● What needs to be done: Return all entries word for word, but drop any images.

++++ Exercise materials

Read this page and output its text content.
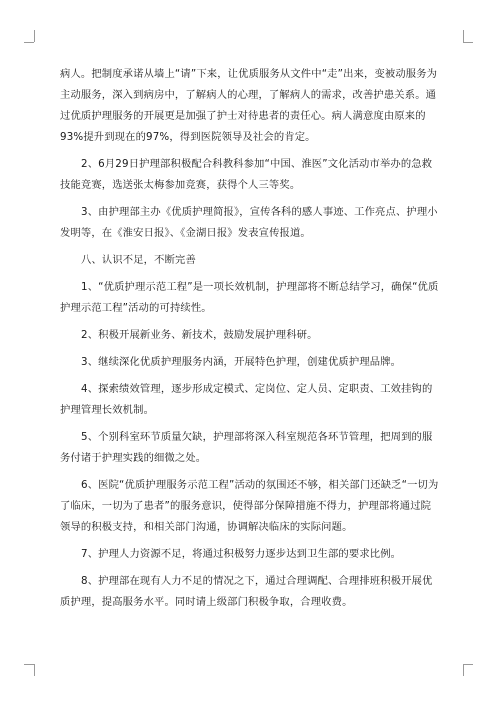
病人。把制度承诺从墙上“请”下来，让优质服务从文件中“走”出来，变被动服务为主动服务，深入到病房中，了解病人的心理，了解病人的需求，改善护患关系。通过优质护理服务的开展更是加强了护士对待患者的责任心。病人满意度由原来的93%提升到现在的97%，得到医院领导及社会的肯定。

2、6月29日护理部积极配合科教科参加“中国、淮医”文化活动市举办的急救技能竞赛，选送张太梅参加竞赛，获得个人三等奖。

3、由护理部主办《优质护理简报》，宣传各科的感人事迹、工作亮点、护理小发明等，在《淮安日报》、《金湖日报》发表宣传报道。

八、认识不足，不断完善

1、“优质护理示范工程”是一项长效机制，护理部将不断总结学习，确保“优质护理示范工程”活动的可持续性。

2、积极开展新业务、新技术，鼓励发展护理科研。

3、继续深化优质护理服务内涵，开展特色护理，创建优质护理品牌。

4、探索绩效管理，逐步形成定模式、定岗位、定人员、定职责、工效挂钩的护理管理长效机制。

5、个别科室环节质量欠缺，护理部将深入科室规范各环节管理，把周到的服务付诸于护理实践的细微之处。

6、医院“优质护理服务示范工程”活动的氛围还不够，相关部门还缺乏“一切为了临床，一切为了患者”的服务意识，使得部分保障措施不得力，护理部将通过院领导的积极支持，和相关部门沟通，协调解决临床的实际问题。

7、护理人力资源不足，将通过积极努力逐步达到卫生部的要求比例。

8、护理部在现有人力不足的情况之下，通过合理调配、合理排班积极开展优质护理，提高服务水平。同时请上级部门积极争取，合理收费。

++++++++

● The completed task:
Read this page and output its text content.
病人。把制度承诺从墙上“请”下来，让优质服务从文件中“走”出来，变被动服务为主动服务，深入到病房中，了解病人的心理，了解病人的需求，改善护患关系。通过优质护理服务的开展更是加强了护士对待患者的责任心。病人满意度由原来的93%提升到现在的97%，得到医院领导及社会的肯定。

2、6月29日护理部积极配合科教科参加“中国、淮医”文化活动市举办的急救技能竞赛，选送张太梅参加竞赛，获得个人三等奖。

3、由护理部主办《优质护理简报》，宣传各科的感人事迹、工作亮点、护理小发明等，在《淮安日报》、《金湖日报》发表宣传报道。

八、认识不足，不断完善

1、“优质护理示范工程”是一项长效机制，护理部将不断总结学习，确保“优质护理示范工程”活动的可持续性。

2、积极开展新业务、新技术，鼓励发展护理科研。

3、继续深化优质护理服务内涵，开展特色护理，创建优质护理品牌。

4、探索绩效管理，逐步形成定模式、定岗位、定人员、定职责、工效挂钩的护理管理长效机制。

5、个别科室环节质量欠缺，护理部将深入科室规范各环节管理，把周到的服务付诸于护理实践的细微之处。

6、医院“优质护理服务示范工程”活动的氛围还不够，相关部门还缺乏“一切为了临床，一切为了患者”的服务意识，使得部分保障措施不得力，护理部将通过院领导的积极支持，和相关部门沟通，协调解决临床的实际问题。

7、护理人力资源不足，将通过积极努力逐步达到卫生部的要求比例。

8、护理部在现有人力不足的情况之下，通过合理调配、合理排班积极开展优质护理，提高服务水平。同时请上级部门积极争取，合理收费。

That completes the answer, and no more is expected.